Exercise instructions: Transcribe the records that follow in their entirety, omitting any pictures.

(Records that describe figures)
.....

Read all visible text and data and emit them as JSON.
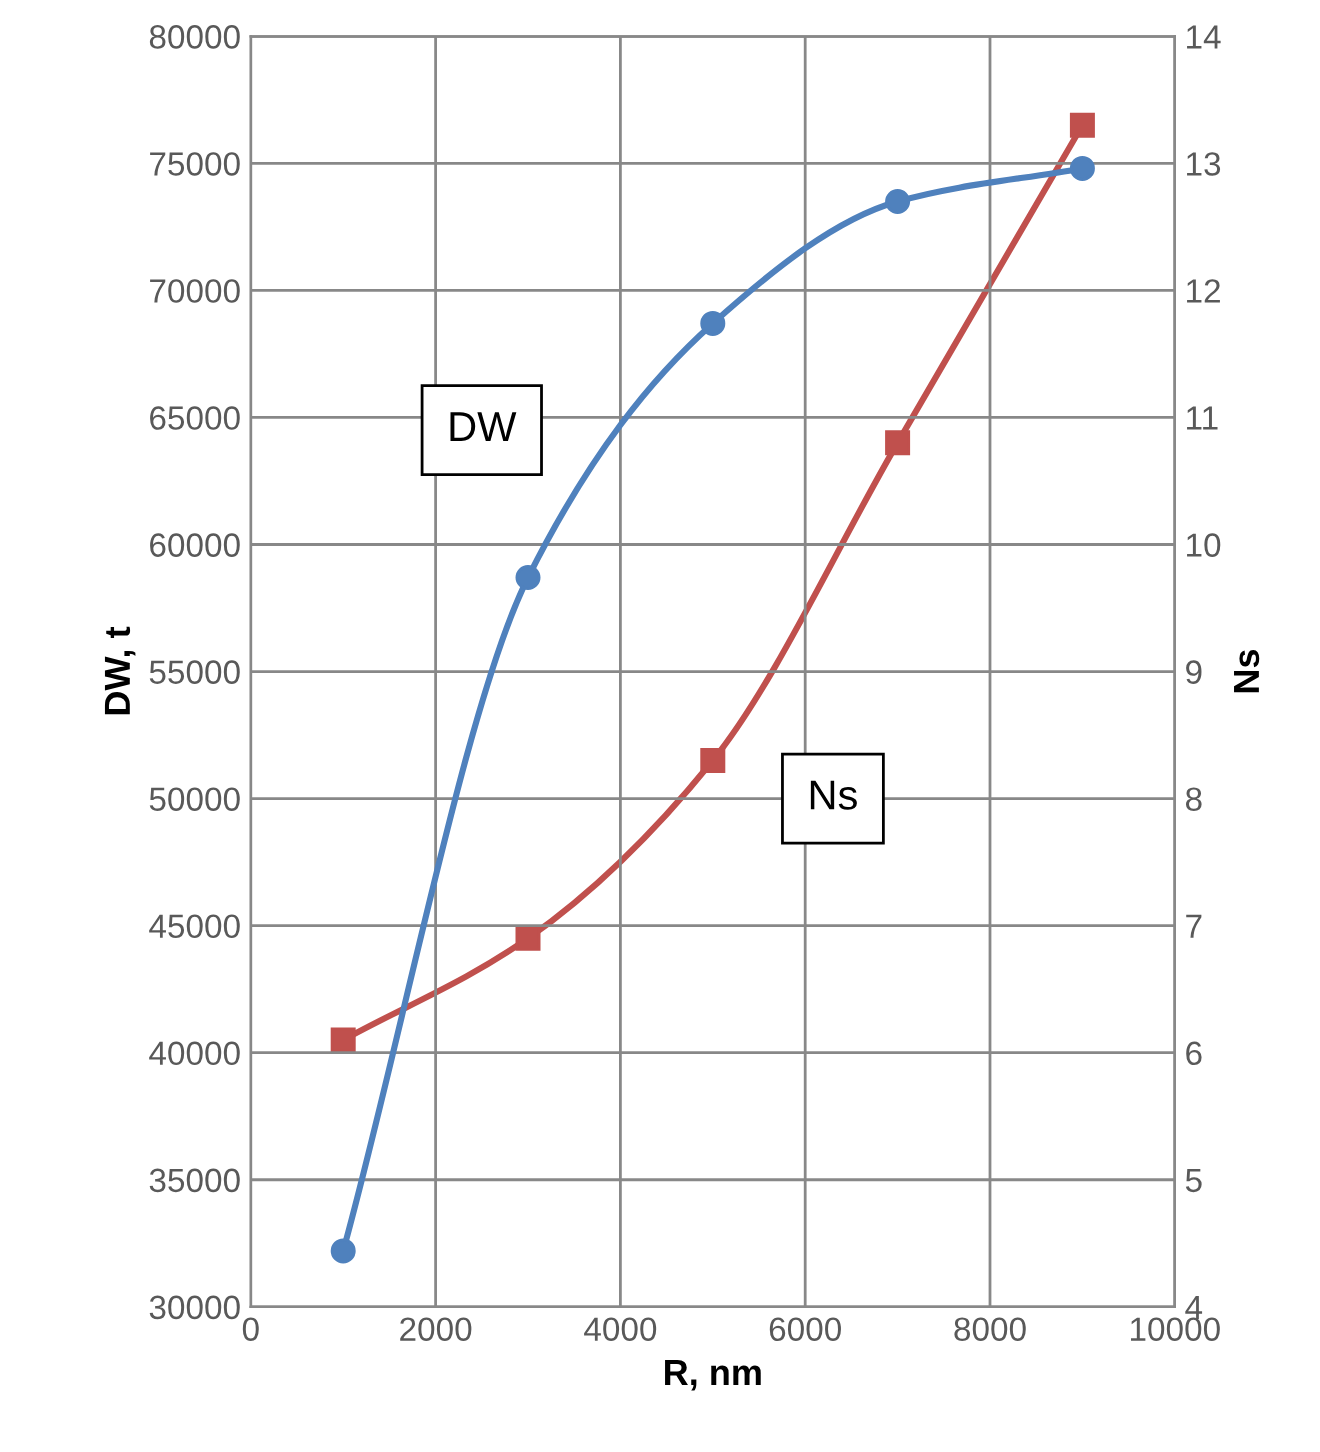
{
  "chart_data": {
    "type": "line",
    "xlabel": "R, nm",
    "ylabel": "DW, t",
    "y2label": "Ns",
    "x": [
      1000,
      3000,
      5000,
      7000,
      9000
    ],
    "series": [
      {
        "name": "DW",
        "color": "#4f81bd",
        "values": [
          32200,
          58700,
          68700,
          73500,
          74800
        ],
        "marker": "circle"
      },
      {
        "name": "Ns",
        "color": "#c0504d",
        "values": [
          6.1,
          6.9,
          8.3,
          10.8,
          13.3
        ],
        "marker": "square",
        "axis": "y2"
      }
    ],
    "xlim": [
      0,
      10000
    ],
    "xticks": [
      0,
      2000,
      4000,
      6000,
      8000,
      10000
    ],
    "ylim": [
      30000,
      80000
    ],
    "yticks": [
      30000,
      35000,
      40000,
      45000,
      50000,
      55000,
      60000,
      65000,
      70000,
      75000,
      80000
    ],
    "y2lim": [
      4,
      14
    ],
    "y2ticks": [
      4,
      5,
      6,
      7,
      8,
      9,
      10,
      11,
      12,
      13,
      14
    ],
    "grid": true,
    "line_style": "solid"
  }
}
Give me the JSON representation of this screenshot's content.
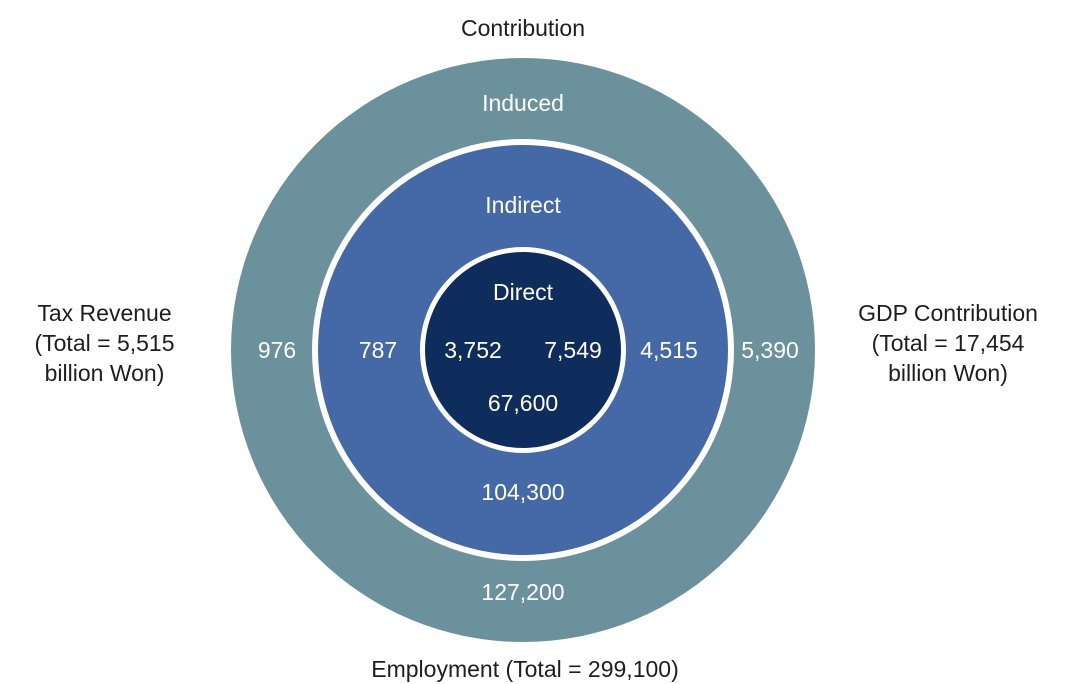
{
  "title": "Contribution",
  "colors": {
    "induced": "#6b919d",
    "indirect": "#4469a6",
    "direct": "#0f2d5c",
    "divider": "#ffffff",
    "label_on_ring": "#ffffff",
    "label_outside": "#1e1e1e"
  },
  "rings": {
    "induced": {
      "label": "Induced",
      "tax": "976",
      "gdp": "5,390",
      "employment": "127,200"
    },
    "indirect": {
      "label": "Indirect",
      "tax": "787",
      "gdp": "4,515",
      "employment": "104,300"
    },
    "direct": {
      "label": "Direct",
      "tax": "3,752",
      "gdp": "7,549",
      "employment": "67,600"
    }
  },
  "labels": {
    "tax": [
      "Tax Revenue",
      "(Total = 5,515",
      "billion Won)"
    ],
    "gdp": [
      "GDP Contribution",
      "(Total = 17,454",
      "billion Won)"
    ],
    "employment": "Employment (Total = 299,100)"
  }
}
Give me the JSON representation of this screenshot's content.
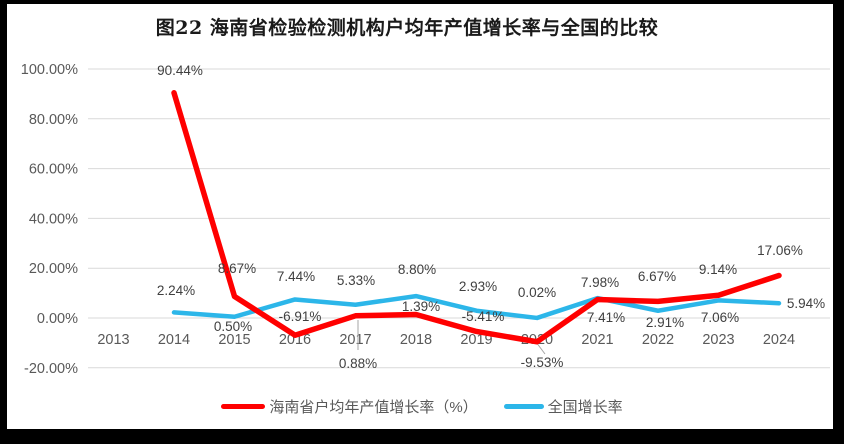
{
  "page": {
    "title": "图22  海南省检验检测机构户均年产值增长率与全国的比较"
  },
  "colors": {
    "frame": "#000000",
    "page_bg": "#ffffff",
    "grid": "#d9d9d9",
    "axis_text": "#595959",
    "label_text": "#404040",
    "leader": "#a6a6a6",
    "hainan_red": "#ff0000",
    "national_blue": "#2cb6e9"
  },
  "legend": {
    "items": [
      {
        "label": "海南省户均年产值增长率（%）",
        "color": "#ff0000"
      },
      {
        "label": "全国增长率",
        "color": "#2cb6e9"
      }
    ]
  },
  "chart_data": {
    "type": "line",
    "title": "图22  海南省检验检测机构户均年产值增长率与全国的比较",
    "categories": [
      "2013",
      "2014",
      "2015",
      "2016",
      "2017",
      "2018",
      "2019",
      "2020",
      "2021",
      "2022",
      "2023",
      "2024"
    ],
    "series": [
      {
        "name": "海南省户均年产值增长率（%）",
        "color": "#ff0000",
        "values": [
          null,
          90.44,
          8.67,
          -6.91,
          0.88,
          1.39,
          -5.41,
          -9.53,
          7.41,
          6.67,
          9.14,
          17.06
        ]
      },
      {
        "name": "全国增长率",
        "color": "#2cb6e9",
        "values": [
          null,
          2.24,
          0.5,
          7.44,
          5.33,
          8.8,
          2.93,
          0.02,
          7.98,
          2.91,
          7.06,
          5.94
        ]
      }
    ],
    "xlabel": "",
    "ylabel": "",
    "y_axis": {
      "ticks": [
        100,
        80,
        60,
        40,
        20,
        0,
        -20
      ],
      "tick_labels": [
        "100.00%",
        "80.00%",
        "60.00%",
        "40.00%",
        "20.00%",
        "0.00%",
        "-20.00%"
      ],
      "min": -20,
      "max": 100
    },
    "grid": true,
    "data_labels": true,
    "legend_position": "bottom"
  }
}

.....

Result below:
Read all visible text and data and emit them as JSON.
{
  "chart_data": {
    "type": "line",
    "xlabel": "R, nm",
    "ylabel": "DW, t",
    "y2label": "Ns",
    "x": [
      1000,
      3000,
      5000,
      7000,
      9000
    ],
    "series": [
      {
        "name": "DW",
        "color": "#4f81bd",
        "values": [
          32200,
          58700,
          68700,
          73500,
          74800
        ],
        "marker": "circle"
      },
      {
        "name": "Ns",
        "color": "#c0504d",
        "values": [
          6.1,
          6.9,
          8.3,
          10.8,
          13.3
        ],
        "marker": "square",
        "axis": "y2"
      }
    ],
    "xlim": [
      0,
      10000
    ],
    "xticks": [
      0,
      2000,
      4000,
      6000,
      8000,
      10000
    ],
    "ylim": [
      30000,
      80000
    ],
    "yticks": [
      30000,
      35000,
      40000,
      45000,
      50000,
      55000,
      60000,
      65000,
      70000,
      75000,
      80000
    ],
    "y2lim": [
      4,
      14
    ],
    "y2ticks": [
      4,
      5,
      6,
      7,
      8,
      9,
      10,
      11,
      12,
      13,
      14
    ],
    "grid": true,
    "line_style": "solid"
  }
}
Give me the JSON representation of this screenshot's content.
{
  "title": "Contribution",
  "colors": {
    "induced": "#6b919d",
    "indirect": "#4469a6",
    "direct": "#0f2d5c",
    "divider": "#ffffff",
    "label_on_ring": "#ffffff",
    "label_outside": "#1e1e1e"
  },
  "rings": {
    "induced": {
      "label": "Induced",
      "tax": "976",
      "gdp": "5,390",
      "employment": "127,200"
    },
    "indirect": {
      "label": "Indirect",
      "tax": "787",
      "gdp": "4,515",
      "employment": "104,300"
    },
    "direct": {
      "label": "Direct",
      "tax": "3,752",
      "gdp": "7,549",
      "employment": "67,600"
    }
  },
  "labels": {
    "tax": [
      "Tax Revenue",
      "(Total = 5,515",
      "billion Won)"
    ],
    "gdp": [
      "GDP Contribution",
      "(Total = 17,454",
      "billion Won)"
    ],
    "employment": "Employment (Total = 299,100)"
  }
}
Give me the JSON representation of this screenshot's content.
{
  "page": {
    "title": "图22  海南省检验检测机构户均年产值增长率与全国的比较"
  },
  "colors": {
    "frame": "#000000",
    "page_bg": "#ffffff",
    "grid": "#d9d9d9",
    "axis_text": "#595959",
    "label_text": "#404040",
    "leader": "#a6a6a6",
    "hainan_red": "#ff0000",
    "national_blue": "#2cb6e9"
  },
  "legend": {
    "items": [
      {
        "label": "海南省户均年产值增长率（%）",
        "color": "#ff0000"
      },
      {
        "label": "全国增长率",
        "color": "#2cb6e9"
      }
    ]
  },
  "chart_data": {
    "type": "line",
    "title": "图22  海南省检验检测机构户均年产值增长率与全国的比较",
    "categories": [
      "2013",
      "2014",
      "2015",
      "2016",
      "2017",
      "2018",
      "2019",
      "2020",
      "2021",
      "2022",
      "2023",
      "2024"
    ],
    "series": [
      {
        "name": "海南省户均年产值增长率（%）",
        "color": "#ff0000",
        "values": [
          null,
          90.44,
          8.67,
          -6.91,
          0.88,
          1.39,
          -5.41,
          -9.53,
          7.41,
          6.67,
          9.14,
          17.06
        ]
      },
      {
        "name": "全国增长率",
        "color": "#2cb6e9",
        "values": [
          null,
          2.24,
          0.5,
          7.44,
          5.33,
          8.8,
          2.93,
          0.02,
          7.98,
          2.91,
          7.06,
          5.94
        ]
      }
    ],
    "xlabel": "",
    "ylabel": "",
    "y_axis": {
      "ticks": [
        100,
        80,
        60,
        40,
        20,
        0,
        -20
      ],
      "tick_labels": [
        "100.00%",
        "80.00%",
        "60.00%",
        "40.00%",
        "20.00%",
        "0.00%",
        "-20.00%"
      ],
      "min": -20,
      "max": 100
    },
    "grid": true,
    "data_labels": true,
    "legend_position": "bottom"
  }
}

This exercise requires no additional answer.